§ **GIVEN EXERCISE**
Return, word for word, every line that follows.

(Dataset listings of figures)

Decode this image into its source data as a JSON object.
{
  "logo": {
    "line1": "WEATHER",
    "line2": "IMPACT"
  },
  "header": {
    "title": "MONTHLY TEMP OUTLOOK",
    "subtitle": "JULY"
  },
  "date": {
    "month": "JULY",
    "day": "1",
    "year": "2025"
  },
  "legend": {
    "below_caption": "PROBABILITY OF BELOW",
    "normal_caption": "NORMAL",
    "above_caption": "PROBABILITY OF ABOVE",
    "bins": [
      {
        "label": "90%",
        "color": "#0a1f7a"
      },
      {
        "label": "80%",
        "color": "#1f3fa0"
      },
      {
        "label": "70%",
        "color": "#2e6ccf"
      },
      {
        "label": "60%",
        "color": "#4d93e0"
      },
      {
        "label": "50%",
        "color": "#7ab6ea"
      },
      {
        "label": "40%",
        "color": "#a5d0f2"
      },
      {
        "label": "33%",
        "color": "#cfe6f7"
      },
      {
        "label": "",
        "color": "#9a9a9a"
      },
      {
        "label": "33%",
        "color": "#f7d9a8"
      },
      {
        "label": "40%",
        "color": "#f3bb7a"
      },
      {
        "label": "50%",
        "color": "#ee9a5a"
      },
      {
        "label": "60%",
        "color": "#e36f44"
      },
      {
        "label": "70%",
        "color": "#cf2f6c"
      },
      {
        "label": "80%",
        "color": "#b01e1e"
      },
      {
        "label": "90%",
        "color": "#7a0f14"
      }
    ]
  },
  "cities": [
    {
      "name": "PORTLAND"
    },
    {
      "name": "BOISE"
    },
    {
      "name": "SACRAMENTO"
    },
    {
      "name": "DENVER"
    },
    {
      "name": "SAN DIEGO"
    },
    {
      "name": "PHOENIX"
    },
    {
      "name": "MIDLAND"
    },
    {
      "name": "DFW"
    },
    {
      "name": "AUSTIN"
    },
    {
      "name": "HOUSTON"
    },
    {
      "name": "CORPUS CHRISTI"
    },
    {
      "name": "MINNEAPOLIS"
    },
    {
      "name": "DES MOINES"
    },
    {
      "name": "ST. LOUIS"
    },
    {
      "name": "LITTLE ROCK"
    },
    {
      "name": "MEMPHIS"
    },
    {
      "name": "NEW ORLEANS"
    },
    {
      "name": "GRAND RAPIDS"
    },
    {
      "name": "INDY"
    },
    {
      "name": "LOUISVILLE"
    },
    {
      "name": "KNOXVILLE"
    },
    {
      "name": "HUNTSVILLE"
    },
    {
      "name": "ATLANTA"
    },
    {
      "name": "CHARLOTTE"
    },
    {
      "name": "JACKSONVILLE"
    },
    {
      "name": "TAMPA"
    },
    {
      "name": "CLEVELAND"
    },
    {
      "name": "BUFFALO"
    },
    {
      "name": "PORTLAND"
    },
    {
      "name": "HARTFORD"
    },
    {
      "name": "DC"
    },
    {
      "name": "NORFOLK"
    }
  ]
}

§ **WORKED SOLUTION**
Decode this image into its source data as a JSON object.
{
  "logo": {
    "line1": "WEATHER",
    "line2": "IMPACT"
  },
  "header": {
    "title": "MONTHLY TEMP OUTLOOK",
    "subtitle": "JULY"
  },
  "date": {
    "month": "JULY",
    "day": "1",
    "year": "2025"
  },
  "legend": {
    "below_caption": "PROBABILITY OF BELOW",
    "normal_caption": "NORMAL",
    "above_caption": "PROBABILITY OF ABOVE",
    "bins": [
      {
        "label": "90%",
        "color": "#0a1f7a"
      },
      {
        "label": "80%",
        "color": "#1f3fa0"
      },
      {
        "label": "70%",
        "color": "#2e6ccf"
      },
      {
        "label": "60%",
        "color": "#4d93e0"
      },
      {
        "label": "50%",
        "color": "#7ab6ea"
      },
      {
        "label": "40%",
        "color": "#a5d0f2"
      },
      {
        "label": "33%",
        "color": "#cfe6f7"
      },
      {
        "label": "",
        "color": "#9a9a9a"
      },
      {
        "label": "33%",
        "color": "#f7d9a8"
      },
      {
        "label": "40%",
        "color": "#f3bb7a"
      },
      {
        "label": "50%",
        "color": "#ee9a5a"
      },
      {
        "label": "60%",
        "color": "#e36f44"
      },
      {
        "label": "70%",
        "color": "#cf2f6c"
      },
      {
        "label": "80%",
        "color": "#b01e1e"
      },
      {
        "label": "90%",
        "color": "#7a0f14"
      }
    ]
  },
  "cities": [
    {
      "name": "PORTLAND"
    },
    {
      "name": "BOISE"
    },
    {
      "name": "SACRAMENTO"
    },
    {
      "name": "DENVER"
    },
    {
      "name": "SAN DIEGO"
    },
    {
      "name": "PHOENIX"
    },
    {
      "name": "MIDLAND"
    },
    {
      "name": "DFW"
    },
    {
      "name": "AUSTIN"
    },
    {
      "name": "HOUSTON"
    },
    {
      "name": "CORPUS CHRISTI"
    },
    {
      "name": "MINNEAPOLIS"
    },
    {
      "name": "DES MOINES"
    },
    {
      "name": "ST. LOUIS"
    },
    {
      "name": "LITTLE ROCK"
    },
    {
      "name": "MEMPHIS"
    },
    {
      "name": "NEW ORLEANS"
    },
    {
      "name": "GRAND RAPIDS"
    },
    {
      "name": "INDY"
    },
    {
      "name": "LOUISVILLE"
    },
    {
      "name": "KNOXVILLE"
    },
    {
      "name": "HUNTSVILLE"
    },
    {
      "name": "ATLANTA"
    },
    {
      "name": "CHARLOTTE"
    },
    {
      "name": "JACKSONVILLE"
    },
    {
      "name": "TAMPA"
    },
    {
      "name": "CLEVELAND"
    },
    {
      "name": "BUFFALO"
    },
    {
      "name": "PORTLAND"
    },
    {
      "name": "HARTFORD"
    },
    {
      "name": "DC"
    },
    {
      "name": "NORFOLK"
    }
  ]
}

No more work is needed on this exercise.